Track down each line that has the word "object" and copy it.

— start of RECORDS FOR PROCESSING —

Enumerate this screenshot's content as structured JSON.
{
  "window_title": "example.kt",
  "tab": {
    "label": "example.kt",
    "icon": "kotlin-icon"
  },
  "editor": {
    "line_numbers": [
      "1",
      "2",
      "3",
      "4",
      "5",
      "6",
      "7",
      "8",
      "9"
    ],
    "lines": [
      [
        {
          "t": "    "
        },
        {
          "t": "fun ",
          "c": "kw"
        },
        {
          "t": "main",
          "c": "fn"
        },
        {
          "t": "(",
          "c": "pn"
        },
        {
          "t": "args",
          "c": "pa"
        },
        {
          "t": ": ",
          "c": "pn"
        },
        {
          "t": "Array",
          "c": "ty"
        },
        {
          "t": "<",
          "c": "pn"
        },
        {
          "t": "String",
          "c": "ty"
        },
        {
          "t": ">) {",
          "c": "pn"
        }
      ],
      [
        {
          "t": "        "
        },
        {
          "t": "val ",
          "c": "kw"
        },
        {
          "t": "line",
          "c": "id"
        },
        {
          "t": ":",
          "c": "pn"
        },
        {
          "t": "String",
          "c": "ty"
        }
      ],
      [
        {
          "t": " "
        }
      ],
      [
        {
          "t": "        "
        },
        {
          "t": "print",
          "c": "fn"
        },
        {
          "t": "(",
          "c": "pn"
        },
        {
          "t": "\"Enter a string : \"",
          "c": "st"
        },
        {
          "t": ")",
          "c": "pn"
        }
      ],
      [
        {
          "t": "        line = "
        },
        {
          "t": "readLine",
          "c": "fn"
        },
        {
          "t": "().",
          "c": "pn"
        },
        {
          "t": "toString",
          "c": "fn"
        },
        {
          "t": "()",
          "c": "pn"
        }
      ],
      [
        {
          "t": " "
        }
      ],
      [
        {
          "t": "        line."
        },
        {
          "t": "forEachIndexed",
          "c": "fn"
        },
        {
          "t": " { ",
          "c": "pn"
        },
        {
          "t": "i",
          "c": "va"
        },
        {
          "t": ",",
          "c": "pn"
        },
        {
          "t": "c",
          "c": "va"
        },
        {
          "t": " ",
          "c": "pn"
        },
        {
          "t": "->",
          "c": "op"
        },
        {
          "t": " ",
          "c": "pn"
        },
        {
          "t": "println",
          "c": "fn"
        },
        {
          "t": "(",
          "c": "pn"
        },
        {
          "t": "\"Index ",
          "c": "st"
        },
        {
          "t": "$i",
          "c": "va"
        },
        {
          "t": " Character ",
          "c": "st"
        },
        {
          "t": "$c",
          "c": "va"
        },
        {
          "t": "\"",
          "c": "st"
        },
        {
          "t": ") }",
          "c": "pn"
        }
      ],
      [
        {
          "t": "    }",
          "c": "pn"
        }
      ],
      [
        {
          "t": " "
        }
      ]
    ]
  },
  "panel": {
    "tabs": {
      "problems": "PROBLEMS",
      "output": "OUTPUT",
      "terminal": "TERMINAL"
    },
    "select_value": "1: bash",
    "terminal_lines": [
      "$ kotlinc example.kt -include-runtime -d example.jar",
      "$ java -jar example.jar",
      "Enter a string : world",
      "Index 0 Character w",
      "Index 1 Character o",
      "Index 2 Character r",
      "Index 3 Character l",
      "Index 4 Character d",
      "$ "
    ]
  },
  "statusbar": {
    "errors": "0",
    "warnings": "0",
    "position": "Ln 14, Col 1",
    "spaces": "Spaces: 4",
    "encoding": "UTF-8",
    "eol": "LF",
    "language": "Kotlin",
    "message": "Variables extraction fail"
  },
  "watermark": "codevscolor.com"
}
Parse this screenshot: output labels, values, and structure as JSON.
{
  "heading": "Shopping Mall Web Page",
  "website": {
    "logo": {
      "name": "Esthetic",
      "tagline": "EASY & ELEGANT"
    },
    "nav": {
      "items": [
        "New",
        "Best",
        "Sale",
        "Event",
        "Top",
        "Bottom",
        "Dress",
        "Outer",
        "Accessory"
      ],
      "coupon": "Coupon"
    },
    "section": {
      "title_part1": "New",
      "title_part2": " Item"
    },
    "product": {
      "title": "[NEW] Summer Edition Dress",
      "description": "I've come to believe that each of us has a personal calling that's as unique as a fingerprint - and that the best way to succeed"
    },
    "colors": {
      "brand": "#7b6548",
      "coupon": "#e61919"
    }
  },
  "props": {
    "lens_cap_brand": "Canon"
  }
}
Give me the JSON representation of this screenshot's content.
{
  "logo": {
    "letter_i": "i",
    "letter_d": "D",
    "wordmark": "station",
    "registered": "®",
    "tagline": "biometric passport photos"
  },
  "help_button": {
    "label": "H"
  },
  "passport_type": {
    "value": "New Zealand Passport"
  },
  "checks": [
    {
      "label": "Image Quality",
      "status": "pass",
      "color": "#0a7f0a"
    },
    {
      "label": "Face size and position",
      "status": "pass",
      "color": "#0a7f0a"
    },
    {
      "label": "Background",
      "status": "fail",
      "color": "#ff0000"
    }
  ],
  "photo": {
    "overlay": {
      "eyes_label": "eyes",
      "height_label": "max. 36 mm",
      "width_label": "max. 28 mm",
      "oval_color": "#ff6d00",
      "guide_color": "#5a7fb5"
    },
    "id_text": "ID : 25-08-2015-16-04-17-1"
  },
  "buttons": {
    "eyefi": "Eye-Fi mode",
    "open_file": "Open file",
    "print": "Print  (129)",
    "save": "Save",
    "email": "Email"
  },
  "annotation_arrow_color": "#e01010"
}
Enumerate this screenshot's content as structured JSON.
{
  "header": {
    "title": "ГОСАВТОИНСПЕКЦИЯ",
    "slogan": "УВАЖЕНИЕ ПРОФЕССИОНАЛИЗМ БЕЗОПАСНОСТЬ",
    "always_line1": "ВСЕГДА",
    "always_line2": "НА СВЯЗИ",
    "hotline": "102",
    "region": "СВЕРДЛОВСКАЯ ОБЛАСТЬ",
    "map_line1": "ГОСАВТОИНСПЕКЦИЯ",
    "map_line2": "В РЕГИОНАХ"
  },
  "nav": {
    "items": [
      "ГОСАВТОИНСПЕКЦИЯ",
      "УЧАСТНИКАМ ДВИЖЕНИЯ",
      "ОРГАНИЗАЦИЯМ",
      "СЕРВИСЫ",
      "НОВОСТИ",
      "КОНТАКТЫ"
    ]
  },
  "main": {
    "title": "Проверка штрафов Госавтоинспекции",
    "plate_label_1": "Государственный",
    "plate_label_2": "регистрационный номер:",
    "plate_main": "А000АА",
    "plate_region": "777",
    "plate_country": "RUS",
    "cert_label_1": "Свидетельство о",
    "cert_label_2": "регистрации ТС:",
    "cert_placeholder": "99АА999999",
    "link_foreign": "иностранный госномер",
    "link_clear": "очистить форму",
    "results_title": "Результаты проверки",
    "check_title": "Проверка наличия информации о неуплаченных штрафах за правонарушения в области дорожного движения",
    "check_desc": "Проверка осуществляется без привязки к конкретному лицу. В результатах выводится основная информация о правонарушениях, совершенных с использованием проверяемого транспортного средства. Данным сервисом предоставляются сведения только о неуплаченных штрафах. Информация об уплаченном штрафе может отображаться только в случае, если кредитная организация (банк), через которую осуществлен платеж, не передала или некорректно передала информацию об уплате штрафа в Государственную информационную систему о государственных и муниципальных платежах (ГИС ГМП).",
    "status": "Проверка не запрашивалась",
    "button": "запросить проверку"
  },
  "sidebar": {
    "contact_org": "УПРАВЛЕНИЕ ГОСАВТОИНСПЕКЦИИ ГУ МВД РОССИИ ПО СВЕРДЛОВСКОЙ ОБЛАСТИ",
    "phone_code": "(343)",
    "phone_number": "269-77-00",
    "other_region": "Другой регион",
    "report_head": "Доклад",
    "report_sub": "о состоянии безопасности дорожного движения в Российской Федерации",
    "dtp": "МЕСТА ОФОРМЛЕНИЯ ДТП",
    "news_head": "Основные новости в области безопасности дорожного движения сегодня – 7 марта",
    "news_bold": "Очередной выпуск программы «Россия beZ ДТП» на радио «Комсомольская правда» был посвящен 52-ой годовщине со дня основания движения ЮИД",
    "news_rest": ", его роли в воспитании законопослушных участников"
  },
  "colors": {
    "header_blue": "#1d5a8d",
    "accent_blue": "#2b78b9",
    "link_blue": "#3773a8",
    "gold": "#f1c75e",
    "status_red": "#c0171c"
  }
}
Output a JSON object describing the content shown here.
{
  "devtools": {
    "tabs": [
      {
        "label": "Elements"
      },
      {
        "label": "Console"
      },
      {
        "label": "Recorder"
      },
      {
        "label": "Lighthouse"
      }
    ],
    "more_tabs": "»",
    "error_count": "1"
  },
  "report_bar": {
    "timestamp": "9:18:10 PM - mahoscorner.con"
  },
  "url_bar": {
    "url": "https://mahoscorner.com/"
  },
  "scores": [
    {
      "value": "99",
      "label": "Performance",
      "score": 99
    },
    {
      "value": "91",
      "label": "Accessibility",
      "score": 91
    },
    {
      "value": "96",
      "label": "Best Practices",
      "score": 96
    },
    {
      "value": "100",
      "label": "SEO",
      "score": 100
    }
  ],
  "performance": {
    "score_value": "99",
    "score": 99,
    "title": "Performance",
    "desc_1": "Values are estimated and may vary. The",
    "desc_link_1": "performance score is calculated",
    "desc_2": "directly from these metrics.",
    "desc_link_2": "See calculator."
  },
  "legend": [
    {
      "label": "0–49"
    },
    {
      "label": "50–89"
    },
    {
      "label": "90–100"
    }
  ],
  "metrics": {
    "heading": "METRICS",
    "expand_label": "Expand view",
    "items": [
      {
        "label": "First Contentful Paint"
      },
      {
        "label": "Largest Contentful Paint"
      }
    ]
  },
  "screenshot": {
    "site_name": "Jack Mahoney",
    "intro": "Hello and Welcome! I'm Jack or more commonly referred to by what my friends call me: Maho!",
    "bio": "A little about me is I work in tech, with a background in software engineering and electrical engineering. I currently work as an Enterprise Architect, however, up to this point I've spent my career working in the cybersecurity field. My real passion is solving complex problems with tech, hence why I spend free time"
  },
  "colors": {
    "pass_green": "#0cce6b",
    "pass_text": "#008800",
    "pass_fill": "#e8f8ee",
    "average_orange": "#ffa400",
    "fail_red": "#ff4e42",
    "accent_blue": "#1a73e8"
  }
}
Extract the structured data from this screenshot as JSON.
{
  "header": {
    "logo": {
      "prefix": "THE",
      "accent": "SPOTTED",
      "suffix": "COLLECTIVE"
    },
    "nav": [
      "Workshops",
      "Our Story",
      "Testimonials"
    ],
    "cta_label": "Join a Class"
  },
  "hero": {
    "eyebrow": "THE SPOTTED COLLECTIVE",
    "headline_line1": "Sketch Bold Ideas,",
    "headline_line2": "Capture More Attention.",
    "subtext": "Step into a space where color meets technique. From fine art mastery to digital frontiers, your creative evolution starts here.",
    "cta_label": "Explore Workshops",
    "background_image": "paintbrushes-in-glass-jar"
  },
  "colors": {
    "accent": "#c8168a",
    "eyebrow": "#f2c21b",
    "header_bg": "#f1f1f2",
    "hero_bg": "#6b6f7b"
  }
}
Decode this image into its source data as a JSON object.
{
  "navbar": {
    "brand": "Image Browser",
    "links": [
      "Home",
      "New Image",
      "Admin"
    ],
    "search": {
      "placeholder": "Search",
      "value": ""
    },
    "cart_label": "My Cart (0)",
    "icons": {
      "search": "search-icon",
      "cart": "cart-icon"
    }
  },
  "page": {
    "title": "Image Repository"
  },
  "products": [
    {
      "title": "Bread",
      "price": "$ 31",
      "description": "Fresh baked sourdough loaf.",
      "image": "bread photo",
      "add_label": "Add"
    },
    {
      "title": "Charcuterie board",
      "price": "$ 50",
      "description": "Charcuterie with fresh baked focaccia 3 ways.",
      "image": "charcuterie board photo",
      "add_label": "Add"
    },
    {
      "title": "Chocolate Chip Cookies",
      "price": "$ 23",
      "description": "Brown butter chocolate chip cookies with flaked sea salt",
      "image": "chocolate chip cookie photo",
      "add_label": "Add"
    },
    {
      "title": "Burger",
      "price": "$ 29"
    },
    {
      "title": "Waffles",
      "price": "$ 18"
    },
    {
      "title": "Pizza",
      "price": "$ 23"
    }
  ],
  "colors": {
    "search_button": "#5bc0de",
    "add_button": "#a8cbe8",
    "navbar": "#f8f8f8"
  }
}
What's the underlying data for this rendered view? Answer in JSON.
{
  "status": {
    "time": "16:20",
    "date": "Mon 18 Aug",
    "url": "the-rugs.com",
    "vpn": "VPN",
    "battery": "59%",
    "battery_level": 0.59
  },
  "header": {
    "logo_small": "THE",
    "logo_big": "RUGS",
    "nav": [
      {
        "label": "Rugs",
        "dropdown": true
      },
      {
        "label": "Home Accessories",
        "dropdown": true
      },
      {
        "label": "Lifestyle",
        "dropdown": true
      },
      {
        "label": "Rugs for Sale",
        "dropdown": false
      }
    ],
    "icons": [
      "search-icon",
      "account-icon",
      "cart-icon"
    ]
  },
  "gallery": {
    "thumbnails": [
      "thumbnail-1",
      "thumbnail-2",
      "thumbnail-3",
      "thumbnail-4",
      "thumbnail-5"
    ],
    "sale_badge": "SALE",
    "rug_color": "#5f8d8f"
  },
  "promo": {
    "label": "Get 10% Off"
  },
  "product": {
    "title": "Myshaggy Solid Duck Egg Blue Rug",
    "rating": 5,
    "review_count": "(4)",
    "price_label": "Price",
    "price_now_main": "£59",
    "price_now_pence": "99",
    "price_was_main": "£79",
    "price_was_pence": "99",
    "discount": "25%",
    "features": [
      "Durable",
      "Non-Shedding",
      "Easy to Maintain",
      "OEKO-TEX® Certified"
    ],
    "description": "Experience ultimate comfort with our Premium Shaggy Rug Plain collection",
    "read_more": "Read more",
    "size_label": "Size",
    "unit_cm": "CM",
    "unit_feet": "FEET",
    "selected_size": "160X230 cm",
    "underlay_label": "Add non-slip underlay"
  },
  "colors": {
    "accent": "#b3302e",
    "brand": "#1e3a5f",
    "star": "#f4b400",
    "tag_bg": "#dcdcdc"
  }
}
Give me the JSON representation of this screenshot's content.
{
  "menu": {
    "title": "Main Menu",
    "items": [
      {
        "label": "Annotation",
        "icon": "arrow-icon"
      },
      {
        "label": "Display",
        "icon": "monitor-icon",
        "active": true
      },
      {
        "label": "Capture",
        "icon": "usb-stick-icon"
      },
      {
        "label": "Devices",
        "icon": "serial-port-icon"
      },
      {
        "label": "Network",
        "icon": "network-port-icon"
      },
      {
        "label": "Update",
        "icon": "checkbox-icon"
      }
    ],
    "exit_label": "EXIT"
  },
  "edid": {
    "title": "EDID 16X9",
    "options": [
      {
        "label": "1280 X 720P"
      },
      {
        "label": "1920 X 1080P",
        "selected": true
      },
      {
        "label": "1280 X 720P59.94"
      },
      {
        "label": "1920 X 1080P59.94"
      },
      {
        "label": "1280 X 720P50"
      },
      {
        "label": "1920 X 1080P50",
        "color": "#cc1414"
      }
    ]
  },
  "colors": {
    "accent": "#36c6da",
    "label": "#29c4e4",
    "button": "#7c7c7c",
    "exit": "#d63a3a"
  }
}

— end of RECORDS FOR PROCESSING —

FINAL RESULT:
Output a JSON object describing the content shown here.
Decode this image into its source data as a JSON object.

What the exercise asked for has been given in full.